Copy every line of the data that contains the string "each".

-.-.-

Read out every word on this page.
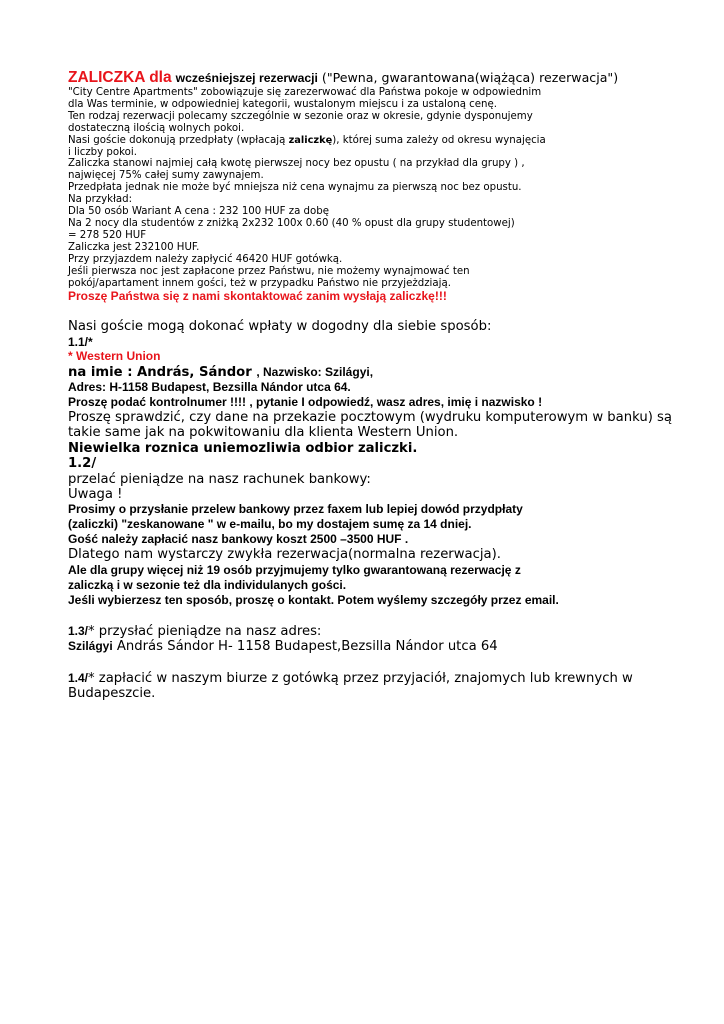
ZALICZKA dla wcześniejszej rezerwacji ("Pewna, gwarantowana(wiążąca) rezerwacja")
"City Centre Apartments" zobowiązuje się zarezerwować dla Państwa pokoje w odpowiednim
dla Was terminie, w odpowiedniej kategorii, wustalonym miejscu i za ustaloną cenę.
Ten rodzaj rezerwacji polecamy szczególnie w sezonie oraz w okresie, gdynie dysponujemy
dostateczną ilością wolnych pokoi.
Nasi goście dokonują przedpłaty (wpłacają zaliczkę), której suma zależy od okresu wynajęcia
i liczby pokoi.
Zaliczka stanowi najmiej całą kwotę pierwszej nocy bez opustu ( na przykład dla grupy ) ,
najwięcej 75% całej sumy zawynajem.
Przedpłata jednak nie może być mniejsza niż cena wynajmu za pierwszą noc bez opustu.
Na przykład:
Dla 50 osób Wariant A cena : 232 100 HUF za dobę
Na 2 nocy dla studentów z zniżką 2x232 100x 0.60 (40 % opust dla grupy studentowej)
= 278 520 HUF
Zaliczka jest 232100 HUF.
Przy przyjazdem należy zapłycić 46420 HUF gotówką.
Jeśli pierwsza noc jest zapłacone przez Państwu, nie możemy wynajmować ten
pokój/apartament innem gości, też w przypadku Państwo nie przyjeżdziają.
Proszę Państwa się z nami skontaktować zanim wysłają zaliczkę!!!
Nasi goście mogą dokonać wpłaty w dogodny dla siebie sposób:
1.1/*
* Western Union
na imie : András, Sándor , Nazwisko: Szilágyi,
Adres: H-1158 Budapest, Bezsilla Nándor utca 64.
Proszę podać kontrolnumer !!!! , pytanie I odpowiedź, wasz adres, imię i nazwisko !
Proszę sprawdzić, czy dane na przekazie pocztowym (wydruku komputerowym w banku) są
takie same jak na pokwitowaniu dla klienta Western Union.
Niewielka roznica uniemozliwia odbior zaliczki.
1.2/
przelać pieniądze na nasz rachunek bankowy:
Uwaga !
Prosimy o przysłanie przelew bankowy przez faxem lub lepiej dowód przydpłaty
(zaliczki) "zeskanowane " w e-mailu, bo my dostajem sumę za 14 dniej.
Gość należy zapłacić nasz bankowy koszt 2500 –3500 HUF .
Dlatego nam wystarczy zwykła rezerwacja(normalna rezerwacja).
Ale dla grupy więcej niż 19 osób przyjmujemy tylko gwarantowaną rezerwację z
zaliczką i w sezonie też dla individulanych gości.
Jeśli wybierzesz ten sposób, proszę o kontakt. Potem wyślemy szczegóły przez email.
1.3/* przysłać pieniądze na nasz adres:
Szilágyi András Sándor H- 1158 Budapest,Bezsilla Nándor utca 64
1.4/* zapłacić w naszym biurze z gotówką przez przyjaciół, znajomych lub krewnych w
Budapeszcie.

-.-.-

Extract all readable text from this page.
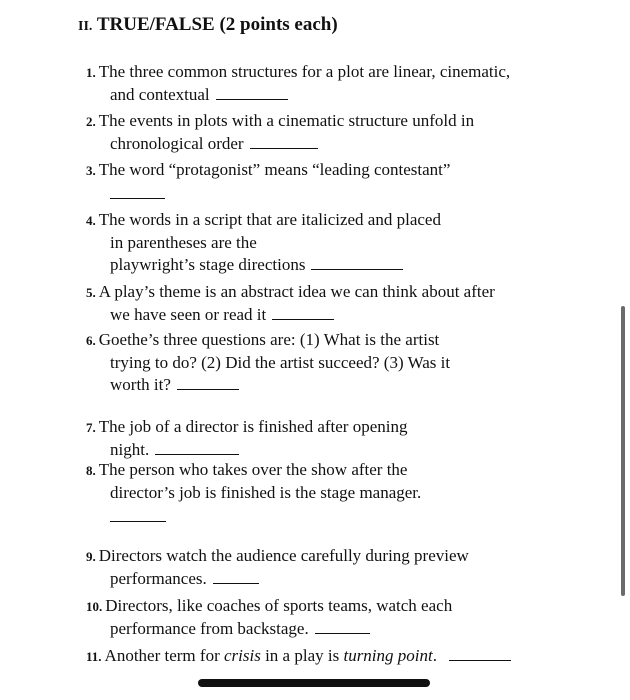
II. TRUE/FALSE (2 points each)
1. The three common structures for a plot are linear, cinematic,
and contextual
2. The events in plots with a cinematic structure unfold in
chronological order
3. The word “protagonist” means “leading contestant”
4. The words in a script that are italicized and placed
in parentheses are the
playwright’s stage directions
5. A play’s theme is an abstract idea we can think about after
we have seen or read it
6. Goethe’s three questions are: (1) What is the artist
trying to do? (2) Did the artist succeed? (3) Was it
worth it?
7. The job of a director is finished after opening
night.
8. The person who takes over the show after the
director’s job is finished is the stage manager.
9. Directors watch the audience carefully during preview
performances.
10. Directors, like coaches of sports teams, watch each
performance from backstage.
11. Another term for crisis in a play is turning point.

-.-.-

» **Expected answer**:
II. TRUE/FALSE (2 points each)
10. Directors, like coaches of sports teams, watch each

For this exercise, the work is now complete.